### Available records
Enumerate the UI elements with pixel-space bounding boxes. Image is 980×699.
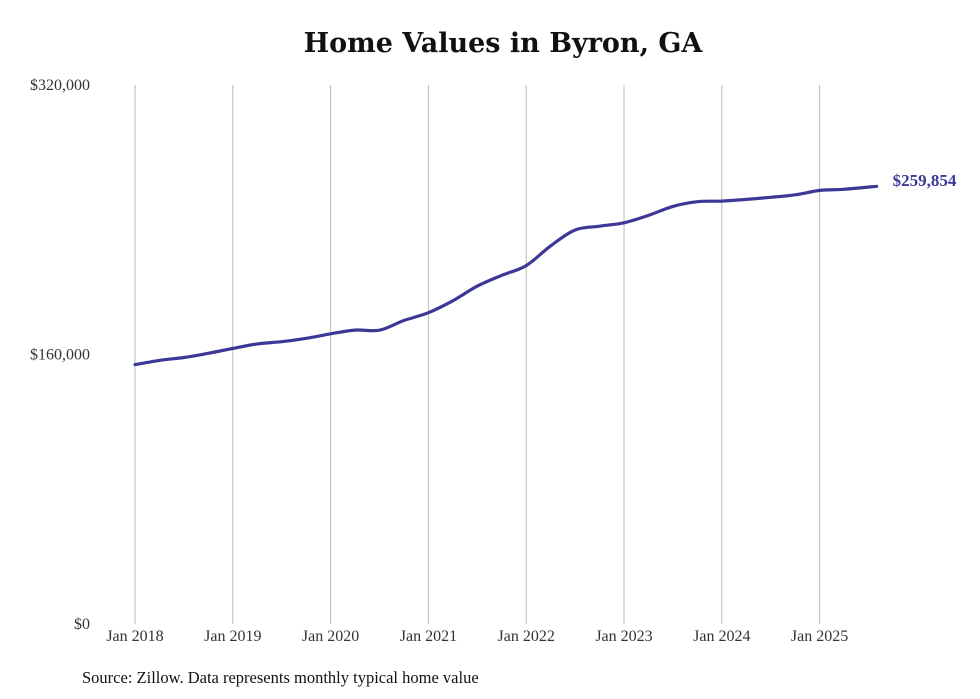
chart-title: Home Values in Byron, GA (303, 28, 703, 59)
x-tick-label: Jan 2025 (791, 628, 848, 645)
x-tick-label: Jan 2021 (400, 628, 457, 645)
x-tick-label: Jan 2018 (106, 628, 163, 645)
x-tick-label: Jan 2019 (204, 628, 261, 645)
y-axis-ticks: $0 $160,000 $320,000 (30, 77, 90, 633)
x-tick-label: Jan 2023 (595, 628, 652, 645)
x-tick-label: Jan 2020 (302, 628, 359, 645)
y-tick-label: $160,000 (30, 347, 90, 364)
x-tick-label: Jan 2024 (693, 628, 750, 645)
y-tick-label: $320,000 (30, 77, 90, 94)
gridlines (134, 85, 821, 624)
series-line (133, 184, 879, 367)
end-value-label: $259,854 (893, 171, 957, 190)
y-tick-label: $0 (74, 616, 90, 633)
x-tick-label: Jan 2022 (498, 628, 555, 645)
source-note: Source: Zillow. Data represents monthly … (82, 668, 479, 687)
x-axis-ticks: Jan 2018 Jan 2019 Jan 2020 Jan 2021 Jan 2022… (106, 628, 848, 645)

### The exercise
Copy the listing above line for line, leaving out the picture.

### Output
Enumerate the UI elements with pixel-space bounding boxes. Image is 980×699.
chart-title: Home Values in Byron, GA (303, 28, 703, 59)
x-tick-label: Jan 2025 (791, 628, 848, 645)
x-tick-label: Jan 2021 (400, 628, 457, 645)
x-tick-label: Jan 2018 (106, 628, 163, 645)
x-tick-label: Jan 2019 (204, 628, 261, 645)
y-axis-ticks: $0 $160,000 $320,000 (30, 77, 90, 633)
x-tick-label: Jan 2023 (595, 628, 652, 645)
x-tick-label: Jan 2020 (302, 628, 359, 645)
y-tick-label: $160,000 (30, 347, 90, 364)
x-tick-label: Jan 2024 (693, 628, 750, 645)
y-tick-label: $320,000 (30, 77, 90, 94)
gridlines (134, 85, 821, 624)
series-line (133, 184, 879, 367)
end-value-label: $259,854 (893, 171, 957, 190)
y-tick-label: $0 (74, 616, 90, 633)
x-tick-label: Jan 2022 (498, 628, 555, 645)
source-note: Source: Zillow. Data represents monthly … (82, 668, 479, 687)
x-axis-ticks: Jan 2018 Jan 2019 Jan 2020 Jan 2021 Jan 2022… (106, 628, 848, 645)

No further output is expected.